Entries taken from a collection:
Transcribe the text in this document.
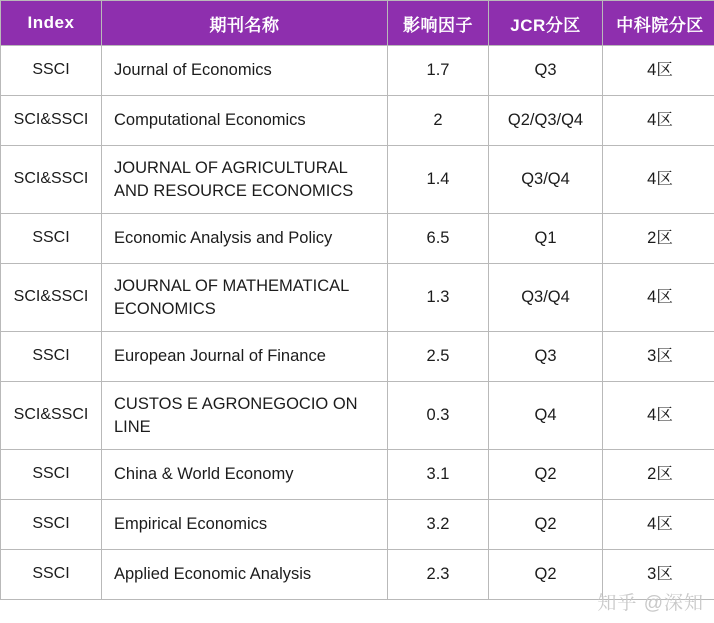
Index	期刊名称	影响因子	JCR分区	中科院分区

SSCI	Journal of Economics	1.7	Q3	4区

SCI&SSCI	Computational Economics	2	Q2/Q3/Q4	4区

SCI&SSCI	JOURNAL OF AGRICULTURAL AND RESOURCE ECONOMICS	1.4	Q3/Q4	4区

SSCI	Economic Analysis and Policy	6.5	Q1	2区

SCI&SSCI	JOURNAL OF MATHEMATICAL ECONOMICS	1.3	Q3/Q4	4区

SSCI	European Journal of Finance	2.5	Q3	3区

SCI&SSCI	CUSTOS E AGRONEGOCIO ON LINE	0.3	Q4	4区

SSCI	China & World Economy	3.1	Q2	2区

SSCI	Empirical Economics	3.2	Q2	4区

SSCI	Applied Economic Analysis	2.3	Q2	3区
知乎 @深知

Work instructions:
Go through the entries above and print each one exactly, minus the pictures.

Problem solution:
Transcribe the text in this document.
Index	期刊名称	影响因子	JCR分区	中科院分区

SSCI	Journal of Economics	1.7	Q3	4区

SCI&SSCI	Computational Economics	2	Q2/Q3/Q4	4区

SCI&SSCI	JOURNAL OF AGRICULTURAL AND RESOURCE ECONOMICS	1.4	Q3/Q4	4区

SSCI	Economic Analysis and Policy	6.5	Q1	2区

SCI&SSCI	JOURNAL OF MATHEMATICAL ECONOMICS	1.3	Q3/Q4	4区

SSCI	European Journal of Finance	2.5	Q3	3区

SCI&SSCI	CUSTOS E AGRONEGOCIO ON LINE	0.3	Q4	4区

SSCI	China & World Economy	3.1	Q2	2区

SSCI	Empirical Economics	3.2	Q2	4区

SSCI	Applied Economic Analysis	2.3	Q2	3区
知乎 @深知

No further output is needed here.